(Text extract):
▼

An amount of invested money is said to draw interest compounded continuously if the amount of money increases at a rate proportional to the amount present. Suppose $$\$ 1000$$ is invested and draws interest compounded continuously, where the annual interest rate is \(6 \%\). (a) How much money will be present 10 years after the original amount was invested? (b) How long will it take the original amount of money to double?

Short Answer

Expert verified
(a) After 10 years, there will be approximately $1,822.12 in the account. (b) It will take approximately 11.55 years for the original amount of money to double.

Step by step solution

01

Convert the percentage interest rate to a decimal

To convert the interest rate from a percentage to a decimal, divide it by 100. \[ r = \frac{6}{100} = 0.06 \]
02

Plug in the values

Now that we have the interest rate as a decimal, we can plug our values into the continuously compounded interest formula: \[ A = P * e^{(r*t)} \] The principal \(P = 1000\), the interest rate \(r = 0.06\), and the time \(t = 10\) years.

▲

(Given information):
▼

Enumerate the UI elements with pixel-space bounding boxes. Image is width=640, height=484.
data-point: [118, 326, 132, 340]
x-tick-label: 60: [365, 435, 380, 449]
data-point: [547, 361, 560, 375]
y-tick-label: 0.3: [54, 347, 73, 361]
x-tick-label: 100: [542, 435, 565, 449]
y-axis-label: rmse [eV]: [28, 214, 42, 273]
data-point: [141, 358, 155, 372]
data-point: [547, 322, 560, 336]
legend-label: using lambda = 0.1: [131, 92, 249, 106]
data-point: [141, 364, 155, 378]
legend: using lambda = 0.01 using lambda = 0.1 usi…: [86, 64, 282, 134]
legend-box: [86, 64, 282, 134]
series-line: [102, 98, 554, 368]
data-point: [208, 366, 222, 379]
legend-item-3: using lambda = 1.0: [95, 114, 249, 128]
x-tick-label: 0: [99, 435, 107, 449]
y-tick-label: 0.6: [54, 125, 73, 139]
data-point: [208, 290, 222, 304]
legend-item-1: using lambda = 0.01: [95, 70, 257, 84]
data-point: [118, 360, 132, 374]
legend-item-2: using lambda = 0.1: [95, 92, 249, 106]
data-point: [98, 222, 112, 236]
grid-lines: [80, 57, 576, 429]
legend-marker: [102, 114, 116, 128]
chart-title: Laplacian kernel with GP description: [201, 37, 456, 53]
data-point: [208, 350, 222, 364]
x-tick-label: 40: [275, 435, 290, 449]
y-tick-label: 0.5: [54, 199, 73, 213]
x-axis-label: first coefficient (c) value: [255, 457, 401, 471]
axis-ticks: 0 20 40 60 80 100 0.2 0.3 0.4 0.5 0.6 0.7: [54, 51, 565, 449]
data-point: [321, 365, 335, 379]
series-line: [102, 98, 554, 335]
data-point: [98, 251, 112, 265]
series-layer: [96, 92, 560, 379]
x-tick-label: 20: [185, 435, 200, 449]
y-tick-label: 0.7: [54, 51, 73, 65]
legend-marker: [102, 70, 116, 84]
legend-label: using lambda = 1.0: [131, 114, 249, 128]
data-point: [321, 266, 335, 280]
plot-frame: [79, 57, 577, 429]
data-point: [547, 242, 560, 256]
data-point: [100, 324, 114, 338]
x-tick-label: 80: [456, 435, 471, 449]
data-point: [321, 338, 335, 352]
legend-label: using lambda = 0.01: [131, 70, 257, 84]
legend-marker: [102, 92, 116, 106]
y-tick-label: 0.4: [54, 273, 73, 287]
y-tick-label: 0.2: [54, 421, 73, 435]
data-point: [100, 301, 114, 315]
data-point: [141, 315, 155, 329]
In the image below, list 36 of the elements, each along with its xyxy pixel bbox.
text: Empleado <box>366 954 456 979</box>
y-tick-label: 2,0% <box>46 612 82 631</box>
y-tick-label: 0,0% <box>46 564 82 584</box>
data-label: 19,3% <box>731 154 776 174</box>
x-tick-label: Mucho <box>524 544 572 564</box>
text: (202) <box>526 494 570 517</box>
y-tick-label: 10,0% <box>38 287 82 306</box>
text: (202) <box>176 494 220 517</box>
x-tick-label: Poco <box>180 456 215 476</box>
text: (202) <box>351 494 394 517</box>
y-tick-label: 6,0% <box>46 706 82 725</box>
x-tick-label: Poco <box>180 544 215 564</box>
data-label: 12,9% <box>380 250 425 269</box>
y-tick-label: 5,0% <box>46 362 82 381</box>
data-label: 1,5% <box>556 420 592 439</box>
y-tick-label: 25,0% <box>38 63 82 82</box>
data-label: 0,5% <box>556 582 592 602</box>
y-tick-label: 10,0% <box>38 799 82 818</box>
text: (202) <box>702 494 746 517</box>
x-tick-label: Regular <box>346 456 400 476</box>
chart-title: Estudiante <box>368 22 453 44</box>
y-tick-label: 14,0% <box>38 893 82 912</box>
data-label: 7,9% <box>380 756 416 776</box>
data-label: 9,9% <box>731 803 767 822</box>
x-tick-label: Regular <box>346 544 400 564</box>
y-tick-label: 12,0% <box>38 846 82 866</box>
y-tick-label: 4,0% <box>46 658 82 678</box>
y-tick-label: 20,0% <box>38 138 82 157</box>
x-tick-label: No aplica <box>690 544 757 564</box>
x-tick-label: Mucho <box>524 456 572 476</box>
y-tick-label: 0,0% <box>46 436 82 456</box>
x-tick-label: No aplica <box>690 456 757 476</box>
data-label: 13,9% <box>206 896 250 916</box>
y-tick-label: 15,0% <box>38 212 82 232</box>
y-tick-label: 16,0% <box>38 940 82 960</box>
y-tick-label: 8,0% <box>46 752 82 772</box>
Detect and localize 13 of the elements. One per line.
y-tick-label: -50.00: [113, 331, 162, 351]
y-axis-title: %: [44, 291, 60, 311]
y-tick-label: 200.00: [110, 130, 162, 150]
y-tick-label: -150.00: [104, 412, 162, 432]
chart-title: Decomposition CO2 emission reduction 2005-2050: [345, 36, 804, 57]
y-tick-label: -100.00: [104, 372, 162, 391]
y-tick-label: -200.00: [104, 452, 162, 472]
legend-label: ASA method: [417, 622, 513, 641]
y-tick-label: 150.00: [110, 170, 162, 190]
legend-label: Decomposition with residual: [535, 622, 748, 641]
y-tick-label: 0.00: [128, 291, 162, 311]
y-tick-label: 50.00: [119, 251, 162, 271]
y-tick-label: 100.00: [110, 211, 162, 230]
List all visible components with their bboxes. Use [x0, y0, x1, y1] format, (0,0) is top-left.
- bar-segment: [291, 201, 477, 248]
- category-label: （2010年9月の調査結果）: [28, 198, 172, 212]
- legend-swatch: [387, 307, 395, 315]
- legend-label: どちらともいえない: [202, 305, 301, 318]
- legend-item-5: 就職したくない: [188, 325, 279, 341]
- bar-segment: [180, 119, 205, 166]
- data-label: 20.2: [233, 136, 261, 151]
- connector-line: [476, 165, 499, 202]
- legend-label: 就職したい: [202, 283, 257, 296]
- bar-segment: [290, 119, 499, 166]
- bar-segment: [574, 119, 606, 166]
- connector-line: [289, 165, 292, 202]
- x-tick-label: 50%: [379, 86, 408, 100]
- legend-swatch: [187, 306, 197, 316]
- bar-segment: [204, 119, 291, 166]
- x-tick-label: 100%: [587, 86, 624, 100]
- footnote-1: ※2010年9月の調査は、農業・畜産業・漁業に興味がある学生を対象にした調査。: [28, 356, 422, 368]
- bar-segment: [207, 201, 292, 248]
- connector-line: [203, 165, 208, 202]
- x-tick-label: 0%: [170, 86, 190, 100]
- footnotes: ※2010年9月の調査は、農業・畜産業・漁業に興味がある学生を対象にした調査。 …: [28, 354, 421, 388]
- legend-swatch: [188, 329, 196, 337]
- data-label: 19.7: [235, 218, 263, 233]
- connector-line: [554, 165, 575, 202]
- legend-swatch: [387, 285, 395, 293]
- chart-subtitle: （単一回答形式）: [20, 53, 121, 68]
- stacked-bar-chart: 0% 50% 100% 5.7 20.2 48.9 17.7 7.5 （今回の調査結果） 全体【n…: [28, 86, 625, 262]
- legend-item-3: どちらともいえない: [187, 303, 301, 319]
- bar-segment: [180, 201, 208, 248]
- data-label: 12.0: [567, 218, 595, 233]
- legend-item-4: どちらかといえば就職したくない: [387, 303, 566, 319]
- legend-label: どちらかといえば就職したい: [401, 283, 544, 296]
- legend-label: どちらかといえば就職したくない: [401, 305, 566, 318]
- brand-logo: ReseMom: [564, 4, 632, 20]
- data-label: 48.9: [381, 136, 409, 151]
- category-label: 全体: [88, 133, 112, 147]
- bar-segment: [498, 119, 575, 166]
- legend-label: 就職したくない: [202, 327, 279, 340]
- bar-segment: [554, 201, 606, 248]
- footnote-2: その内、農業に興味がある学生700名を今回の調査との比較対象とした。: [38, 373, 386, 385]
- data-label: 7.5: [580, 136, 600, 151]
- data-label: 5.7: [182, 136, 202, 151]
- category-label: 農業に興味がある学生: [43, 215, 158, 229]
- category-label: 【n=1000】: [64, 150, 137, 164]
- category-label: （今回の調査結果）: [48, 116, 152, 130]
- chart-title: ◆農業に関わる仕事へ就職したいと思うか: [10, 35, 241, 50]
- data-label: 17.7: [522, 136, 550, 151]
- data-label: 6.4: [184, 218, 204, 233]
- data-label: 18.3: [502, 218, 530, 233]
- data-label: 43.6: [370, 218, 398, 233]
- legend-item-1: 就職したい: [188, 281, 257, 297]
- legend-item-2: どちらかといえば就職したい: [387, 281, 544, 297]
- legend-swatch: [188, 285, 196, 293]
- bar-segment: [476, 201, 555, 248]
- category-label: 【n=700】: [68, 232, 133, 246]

▲

(Complete the following):
1) In the compound interest text, about how long does it take the original amount of money to double?
2) Reproduce word for word the part of the compound interest text starting with "Expert verified" and going on through "money to double.".
3) Please resume the compound interest text from the point where it stops.

(Response list):
1) Approximately 11.55 years.

2)
Expert verified
(a) After 10 years, there will be approximately $1,822.12 in the account. (b) It will take approximately 11.55 years for the original amount of money to double.

3)
03

Solve for A

Plug in the values to the formula and solve for \(A\): \[ A = 1000 * e^{(0.06 * 10)} \] \[ A = 1000 * e^{0.6} \] \[ A \approx \$1,822.12 \] After 10 years, there will be approximately $1,822.12 in the account. (b) Calculate the time needed to double the original investment
04

Set up the equation

We want to find the time \(t\) when the amount \(A\) is double the initial investment. So, we set up the equation: \[(2 * P) = P * e^{(r*t)}\]
05

Plug in the values

We know the principal \(P = 1000\) and the interest rate \(r = 0.06\). Now, plug in these values into the equation: \[ 2 * 1000 = 1000 * e^{(0.06 * t)} \]
06

Solve for t

Divide both sides of the equation by 1000: \[ 2 = e^{(0.06 * t)} \] Now, take the natural logarithm of both sides of the equation: \[ \ln(2) = \ln(e^{(0.06 * t)}) \] Using the properties of logarithms, we can rewrite this as: \[ \ln(2) = 0.06 * t \] Finally, solve for \(t\): \[ t = \frac{\ln(2)}{0.06} \] \[ t \approx 11.55 \] It will take approximately 11.55 years for the original amount of money to double.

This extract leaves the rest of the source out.